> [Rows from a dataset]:
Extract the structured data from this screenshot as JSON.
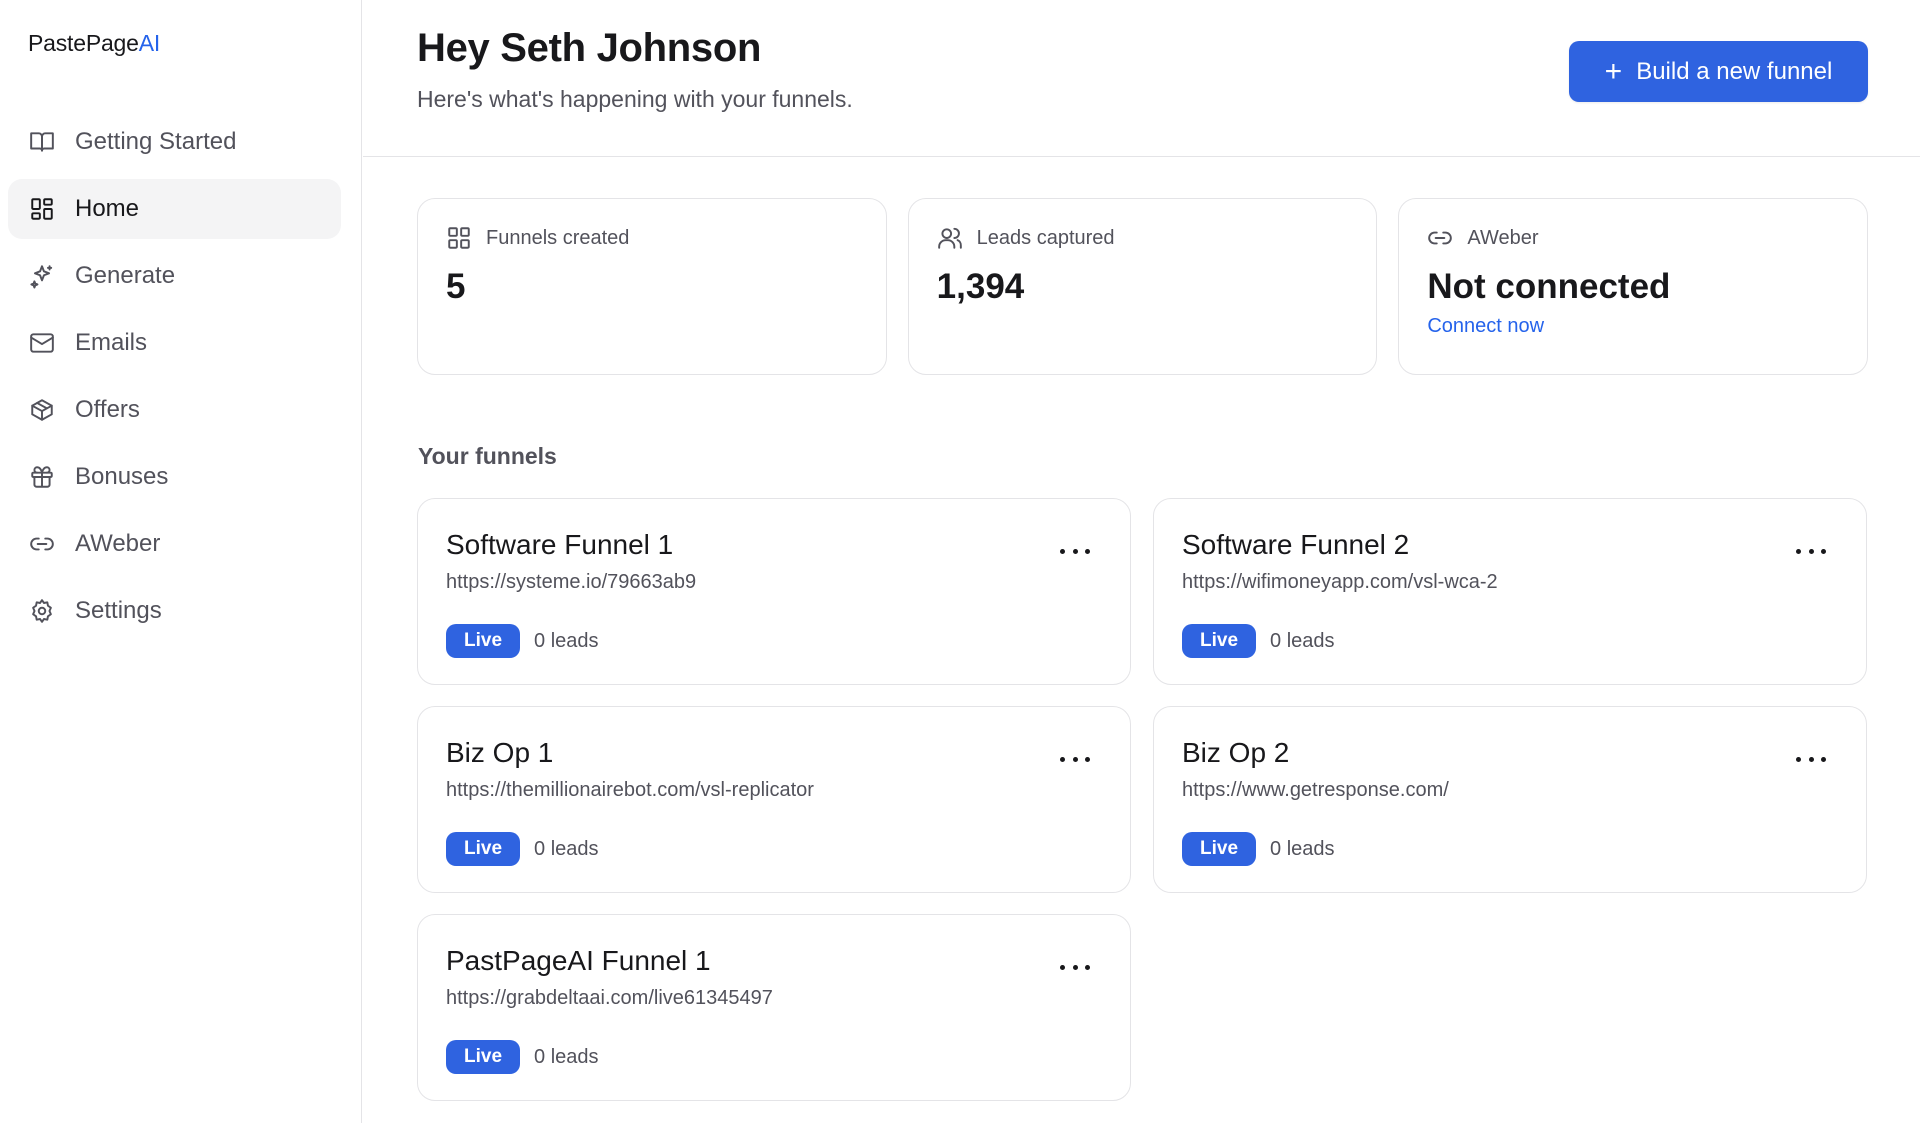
{
  "app": {
    "logo_text": "PastePage",
    "logo_accent": "AI",
    "accent_color": "#2f63e0"
  },
  "sidebar": {
    "items": [
      {
        "label": "Getting Started",
        "icon": "book-icon",
        "active": false
      },
      {
        "label": "Home",
        "icon": "grid-icon",
        "active": true
      },
      {
        "label": "Generate",
        "icon": "sparkle-icon",
        "active": false
      },
      {
        "label": "Emails",
        "icon": "mail-icon",
        "active": false
      },
      {
        "label": "Offers",
        "icon": "package-icon",
        "active": false
      },
      {
        "label": "Bonuses",
        "icon": "gift-icon",
        "active": false
      },
      {
        "label": "AWeber",
        "icon": "link-icon",
        "active": false
      },
      {
        "label": "Settings",
        "icon": "gear-icon",
        "active": false
      }
    ]
  },
  "header": {
    "greeting": "Hey Seth Johnson",
    "subtitle": "Here's what's happening with your funnels.",
    "build_button": "Build a new funnel"
  },
  "stats": {
    "funnels": {
      "label": "Funnels created",
      "value": "5",
      "icon": "grid-icon"
    },
    "leads": {
      "label": "Leads captured",
      "value": "1,394",
      "icon": "users-icon"
    },
    "aweber": {
      "label": "AWeber",
      "value": "Not connected",
      "link": "Connect now",
      "icon": "link-icon"
    }
  },
  "funnels_section": {
    "title": "Your funnels",
    "items": [
      {
        "name": "Software Funnel 1",
        "url": "https://systeme.io/79663ab9",
        "status": "Live",
        "leads": "0 leads"
      },
      {
        "name": "Software Funnel 2",
        "url": "https://wifimoneyapp.com/vsl-wca-2",
        "status": "Live",
        "leads": "0 leads"
      },
      {
        "name": "Biz Op 1",
        "url": "https://themillionairebot.com/vsl-replicator",
        "status": "Live",
        "leads": "0 leads"
      },
      {
        "name": "Biz Op 2",
        "url": "https://www.getresponse.com/",
        "status": "Live",
        "leads": "0 leads"
      },
      {
        "name": "PastPageAI Funnel 1",
        "url": "https://grabdeltaai.com/live61345497",
        "status": "Live",
        "leads": "0 leads"
      }
    ]
  }
}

> [WORK TO BE COMPLETED]: Copy out all lines that carry the word "Software".

> [ANSWER FOR THE TASK]:
        "name": "Software Funnel 1",
        "name": "Software Funnel 2",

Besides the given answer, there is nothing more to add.